Input records:

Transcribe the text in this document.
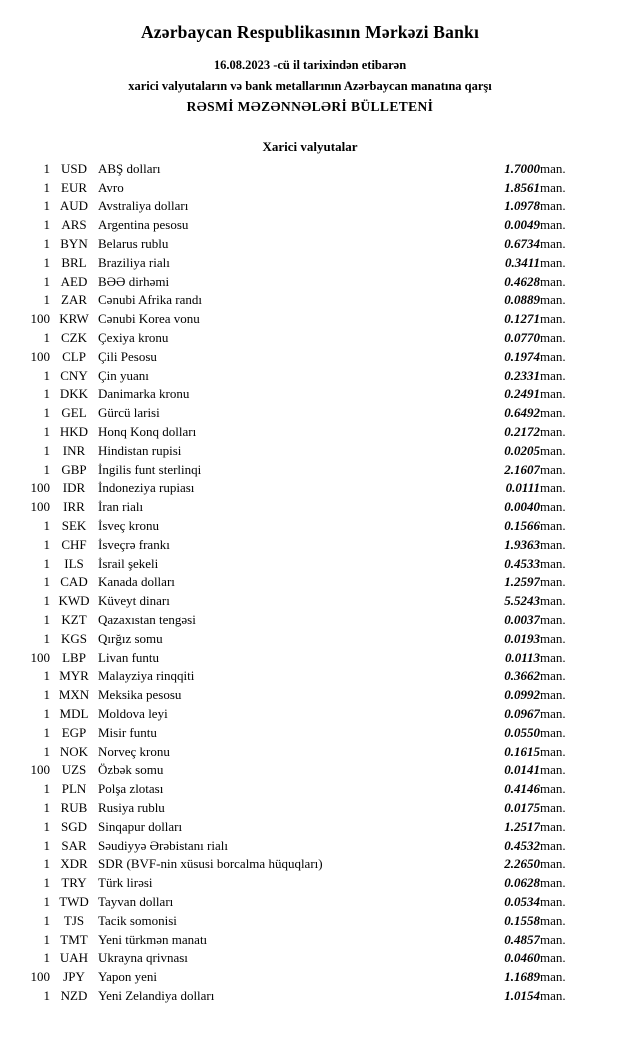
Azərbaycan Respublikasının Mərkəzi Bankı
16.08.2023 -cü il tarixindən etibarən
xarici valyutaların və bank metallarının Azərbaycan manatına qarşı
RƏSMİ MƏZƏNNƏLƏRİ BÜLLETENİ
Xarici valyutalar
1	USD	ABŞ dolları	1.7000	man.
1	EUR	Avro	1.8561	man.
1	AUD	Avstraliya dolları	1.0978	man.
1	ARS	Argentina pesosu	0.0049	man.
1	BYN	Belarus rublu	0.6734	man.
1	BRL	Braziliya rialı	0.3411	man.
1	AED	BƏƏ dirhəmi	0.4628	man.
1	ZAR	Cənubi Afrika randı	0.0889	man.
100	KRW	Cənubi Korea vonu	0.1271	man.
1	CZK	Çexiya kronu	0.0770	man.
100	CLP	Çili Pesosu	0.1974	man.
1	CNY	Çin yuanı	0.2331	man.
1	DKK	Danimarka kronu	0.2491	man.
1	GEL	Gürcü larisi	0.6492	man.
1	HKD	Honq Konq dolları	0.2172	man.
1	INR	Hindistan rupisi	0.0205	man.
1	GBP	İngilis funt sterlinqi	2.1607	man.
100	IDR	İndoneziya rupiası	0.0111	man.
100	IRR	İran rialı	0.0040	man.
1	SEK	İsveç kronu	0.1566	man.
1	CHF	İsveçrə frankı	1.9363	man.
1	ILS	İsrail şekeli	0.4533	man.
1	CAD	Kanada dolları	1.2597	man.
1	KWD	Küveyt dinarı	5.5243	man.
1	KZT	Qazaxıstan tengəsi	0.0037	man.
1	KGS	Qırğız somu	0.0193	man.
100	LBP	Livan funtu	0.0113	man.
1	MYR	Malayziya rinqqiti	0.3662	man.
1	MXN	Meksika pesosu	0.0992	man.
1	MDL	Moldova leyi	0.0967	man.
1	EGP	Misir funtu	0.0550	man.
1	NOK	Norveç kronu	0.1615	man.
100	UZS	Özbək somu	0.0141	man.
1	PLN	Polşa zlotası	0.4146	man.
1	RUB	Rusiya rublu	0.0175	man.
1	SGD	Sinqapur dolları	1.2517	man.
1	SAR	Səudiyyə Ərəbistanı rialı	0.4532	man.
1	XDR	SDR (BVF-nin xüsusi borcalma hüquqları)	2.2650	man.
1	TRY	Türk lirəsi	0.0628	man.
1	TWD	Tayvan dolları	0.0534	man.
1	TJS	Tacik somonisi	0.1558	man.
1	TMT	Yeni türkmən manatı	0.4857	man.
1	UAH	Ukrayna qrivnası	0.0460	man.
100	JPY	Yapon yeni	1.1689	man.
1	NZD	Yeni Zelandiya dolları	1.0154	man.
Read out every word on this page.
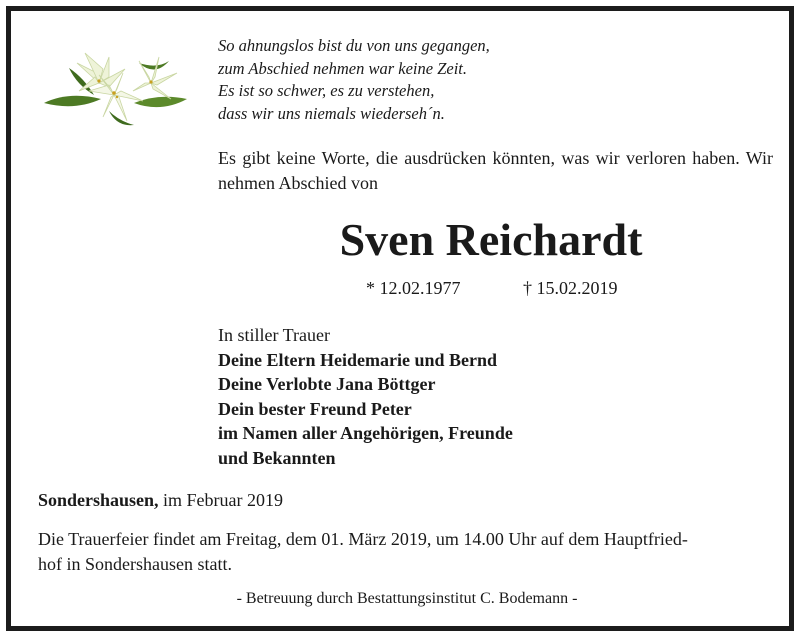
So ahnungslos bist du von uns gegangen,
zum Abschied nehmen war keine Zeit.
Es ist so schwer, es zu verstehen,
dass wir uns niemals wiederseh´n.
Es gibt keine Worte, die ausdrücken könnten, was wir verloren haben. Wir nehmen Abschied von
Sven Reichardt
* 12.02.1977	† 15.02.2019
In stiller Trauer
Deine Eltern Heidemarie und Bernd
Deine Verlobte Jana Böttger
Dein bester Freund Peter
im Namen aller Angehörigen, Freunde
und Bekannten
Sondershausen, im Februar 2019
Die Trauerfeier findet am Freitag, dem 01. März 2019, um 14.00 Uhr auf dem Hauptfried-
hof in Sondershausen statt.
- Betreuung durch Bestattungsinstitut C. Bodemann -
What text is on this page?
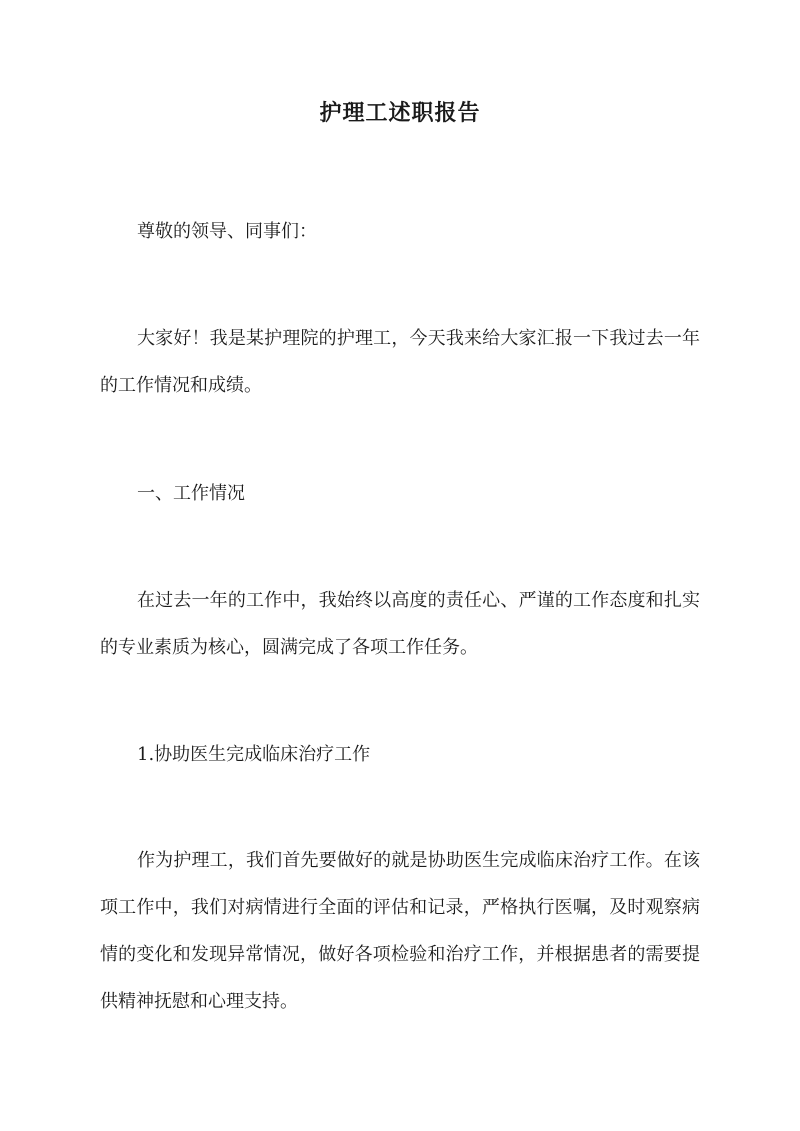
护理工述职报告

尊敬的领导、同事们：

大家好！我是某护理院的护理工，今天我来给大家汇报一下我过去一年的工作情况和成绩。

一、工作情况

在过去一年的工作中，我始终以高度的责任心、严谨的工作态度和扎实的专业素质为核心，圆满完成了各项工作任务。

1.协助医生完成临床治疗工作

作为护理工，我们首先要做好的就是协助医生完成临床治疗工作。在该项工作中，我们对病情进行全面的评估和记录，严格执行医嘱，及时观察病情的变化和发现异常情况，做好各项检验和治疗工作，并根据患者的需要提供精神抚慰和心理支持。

...

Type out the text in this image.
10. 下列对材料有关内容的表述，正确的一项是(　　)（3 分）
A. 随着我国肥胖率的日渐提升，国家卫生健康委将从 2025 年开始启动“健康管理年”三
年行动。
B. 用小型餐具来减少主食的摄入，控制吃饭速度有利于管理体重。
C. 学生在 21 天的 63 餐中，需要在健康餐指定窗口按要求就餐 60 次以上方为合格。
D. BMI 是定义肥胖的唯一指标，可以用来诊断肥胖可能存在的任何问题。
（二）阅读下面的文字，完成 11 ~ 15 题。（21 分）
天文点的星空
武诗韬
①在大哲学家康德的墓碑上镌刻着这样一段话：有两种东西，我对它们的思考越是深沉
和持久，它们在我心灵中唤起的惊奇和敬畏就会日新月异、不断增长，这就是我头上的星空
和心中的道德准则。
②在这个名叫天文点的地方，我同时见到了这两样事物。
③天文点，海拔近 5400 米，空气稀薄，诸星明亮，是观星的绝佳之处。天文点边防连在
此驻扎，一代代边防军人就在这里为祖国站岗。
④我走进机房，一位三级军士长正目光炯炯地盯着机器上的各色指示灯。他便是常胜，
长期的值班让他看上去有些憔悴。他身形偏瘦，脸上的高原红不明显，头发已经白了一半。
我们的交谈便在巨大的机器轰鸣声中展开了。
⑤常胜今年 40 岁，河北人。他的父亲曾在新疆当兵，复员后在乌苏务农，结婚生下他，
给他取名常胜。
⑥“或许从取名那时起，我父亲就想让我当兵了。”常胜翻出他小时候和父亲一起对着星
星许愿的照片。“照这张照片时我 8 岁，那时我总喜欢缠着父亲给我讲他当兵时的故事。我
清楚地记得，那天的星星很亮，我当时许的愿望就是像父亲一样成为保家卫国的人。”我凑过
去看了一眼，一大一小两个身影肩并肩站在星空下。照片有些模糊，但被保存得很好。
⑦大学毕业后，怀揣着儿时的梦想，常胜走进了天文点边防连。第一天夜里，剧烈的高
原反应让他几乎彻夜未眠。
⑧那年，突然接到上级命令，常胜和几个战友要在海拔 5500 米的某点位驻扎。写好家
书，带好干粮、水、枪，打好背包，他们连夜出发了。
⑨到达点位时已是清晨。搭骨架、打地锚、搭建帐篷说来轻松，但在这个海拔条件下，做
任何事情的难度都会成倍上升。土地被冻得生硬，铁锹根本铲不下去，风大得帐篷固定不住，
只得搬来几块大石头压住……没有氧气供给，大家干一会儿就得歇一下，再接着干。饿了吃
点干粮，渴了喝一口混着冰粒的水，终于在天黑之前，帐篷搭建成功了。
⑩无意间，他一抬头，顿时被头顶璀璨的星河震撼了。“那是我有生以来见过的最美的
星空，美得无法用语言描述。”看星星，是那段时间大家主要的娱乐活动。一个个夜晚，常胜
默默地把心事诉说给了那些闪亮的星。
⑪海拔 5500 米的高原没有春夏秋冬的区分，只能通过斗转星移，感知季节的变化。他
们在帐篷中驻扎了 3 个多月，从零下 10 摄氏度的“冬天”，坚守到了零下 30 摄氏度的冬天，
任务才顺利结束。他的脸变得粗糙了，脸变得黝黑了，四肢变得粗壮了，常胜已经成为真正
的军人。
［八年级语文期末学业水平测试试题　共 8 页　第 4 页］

...

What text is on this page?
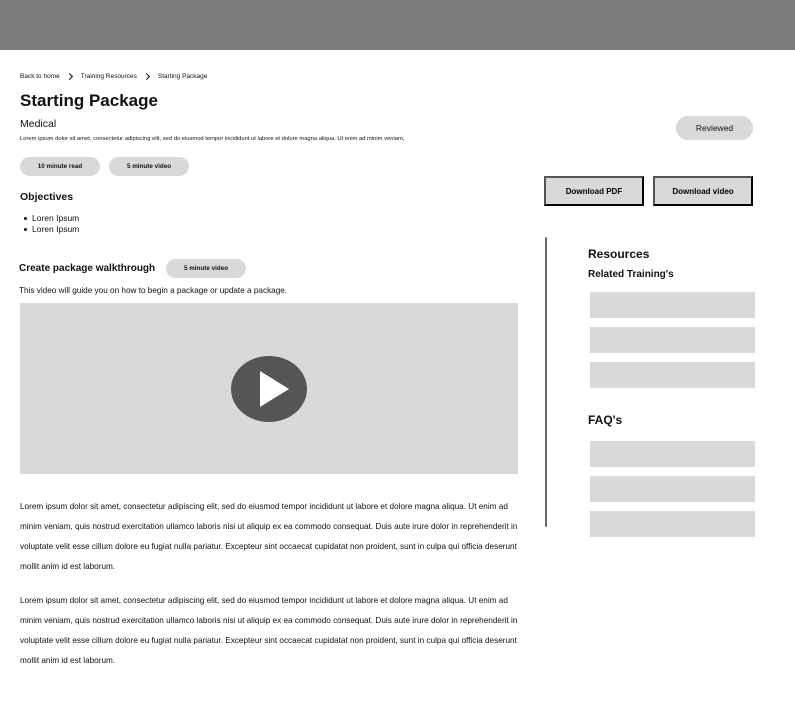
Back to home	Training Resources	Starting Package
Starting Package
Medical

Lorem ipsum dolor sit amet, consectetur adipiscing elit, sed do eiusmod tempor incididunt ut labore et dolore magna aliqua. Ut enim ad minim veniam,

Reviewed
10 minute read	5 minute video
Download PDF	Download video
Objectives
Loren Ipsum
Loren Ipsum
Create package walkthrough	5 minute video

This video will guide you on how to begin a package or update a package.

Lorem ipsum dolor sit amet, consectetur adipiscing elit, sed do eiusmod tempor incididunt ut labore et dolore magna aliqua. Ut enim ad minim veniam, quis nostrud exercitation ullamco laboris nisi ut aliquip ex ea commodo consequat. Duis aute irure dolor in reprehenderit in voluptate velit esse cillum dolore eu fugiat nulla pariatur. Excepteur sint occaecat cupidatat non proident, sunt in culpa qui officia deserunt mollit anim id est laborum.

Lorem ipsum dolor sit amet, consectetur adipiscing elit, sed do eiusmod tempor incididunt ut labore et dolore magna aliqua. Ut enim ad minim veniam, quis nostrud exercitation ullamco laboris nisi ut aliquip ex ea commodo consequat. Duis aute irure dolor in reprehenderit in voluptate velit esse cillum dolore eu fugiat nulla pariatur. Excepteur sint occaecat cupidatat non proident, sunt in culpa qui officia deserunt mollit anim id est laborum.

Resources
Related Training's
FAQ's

Direction: Every line of the records that includes the word "Resources" should be gathered.

Task result:
Back to home	Training Resources	Starting Package
Resources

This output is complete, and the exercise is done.